» **Description of the task**: Give back the full material, exactly as it reads.

» **Exercise input**:

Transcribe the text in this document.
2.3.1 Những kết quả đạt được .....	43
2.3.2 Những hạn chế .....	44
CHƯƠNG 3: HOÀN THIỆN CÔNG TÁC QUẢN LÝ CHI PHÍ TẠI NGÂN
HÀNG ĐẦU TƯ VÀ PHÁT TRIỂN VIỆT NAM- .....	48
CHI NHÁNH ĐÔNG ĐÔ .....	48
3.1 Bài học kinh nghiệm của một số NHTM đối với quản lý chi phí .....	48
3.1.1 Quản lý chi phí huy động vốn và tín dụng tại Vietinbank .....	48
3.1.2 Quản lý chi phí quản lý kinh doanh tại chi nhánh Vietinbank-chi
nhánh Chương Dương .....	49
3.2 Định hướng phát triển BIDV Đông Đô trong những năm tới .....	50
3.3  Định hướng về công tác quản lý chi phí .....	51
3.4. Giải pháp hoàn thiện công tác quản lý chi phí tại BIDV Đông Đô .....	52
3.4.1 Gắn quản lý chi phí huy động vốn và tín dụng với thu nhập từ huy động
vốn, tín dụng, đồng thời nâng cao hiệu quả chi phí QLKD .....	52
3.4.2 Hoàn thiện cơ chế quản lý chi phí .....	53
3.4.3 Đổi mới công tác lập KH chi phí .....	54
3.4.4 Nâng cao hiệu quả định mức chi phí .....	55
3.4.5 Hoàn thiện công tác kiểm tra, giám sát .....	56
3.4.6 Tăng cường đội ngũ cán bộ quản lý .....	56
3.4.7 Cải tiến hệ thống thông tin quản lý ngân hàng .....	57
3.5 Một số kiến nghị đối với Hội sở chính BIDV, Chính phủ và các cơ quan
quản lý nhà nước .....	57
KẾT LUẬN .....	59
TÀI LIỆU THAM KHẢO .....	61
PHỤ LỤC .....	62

» **Complete output**:
Transcribe the text in this document.
2.3.1 Những kết quả đạt được .....	43
2.3.2 Những hạn chế .....	44
CHƯƠNG 3: HOÀN THIỆN CÔNG TÁC QUẢN LÝ CHI PHÍ TẠI NGÂN
HÀNG ĐẦU TƯ VÀ PHÁT TRIỂN VIỆT NAM- .....	48
CHI NHÁNH ĐÔNG ĐÔ .....	48
3.1 Bài học kinh nghiệm của một số NHTM đối với quản lý chi phí .....	48
3.1.1 Quản lý chi phí huy động vốn và tín dụng tại Vietinbank .....	48
3.1.2 Quản lý chi phí quản lý kinh doanh tại chi nhánh Vietinbank-chi
nhánh Chương Dương .....	49
3.2 Định hướng phát triển BIDV Đông Đô trong những năm tới .....	50
3.3  Định hướng về công tác quản lý chi phí .....	51
3.4. Giải pháp hoàn thiện công tác quản lý chi phí tại BIDV Đông Đô .....	52
3.4.1 Gắn quản lý chi phí huy động vốn và tín dụng với thu nhập từ huy động
vốn, tín dụng, đồng thời nâng cao hiệu quả chi phí QLKD .....	52
3.4.2 Hoàn thiện cơ chế quản lý chi phí .....	53
3.4.3 Đổi mới công tác lập KH chi phí .....	54
3.4.4 Nâng cao hiệu quả định mức chi phí .....	55
3.4.5 Hoàn thiện công tác kiểm tra, giám sát .....	56
3.4.6 Tăng cường đội ngũ cán bộ quản lý .....	56
3.4.7 Cải tiến hệ thống thông tin quản lý ngân hàng .....	57
3.5 Một số kiến nghị đối với Hội sở chính BIDV, Chính phủ và các cơ quan
quản lý nhà nước .....	57
KẾT LUẬN .....	59
TÀI LIỆU THAM KHẢO .....	61
PHỤ LỤC .....	62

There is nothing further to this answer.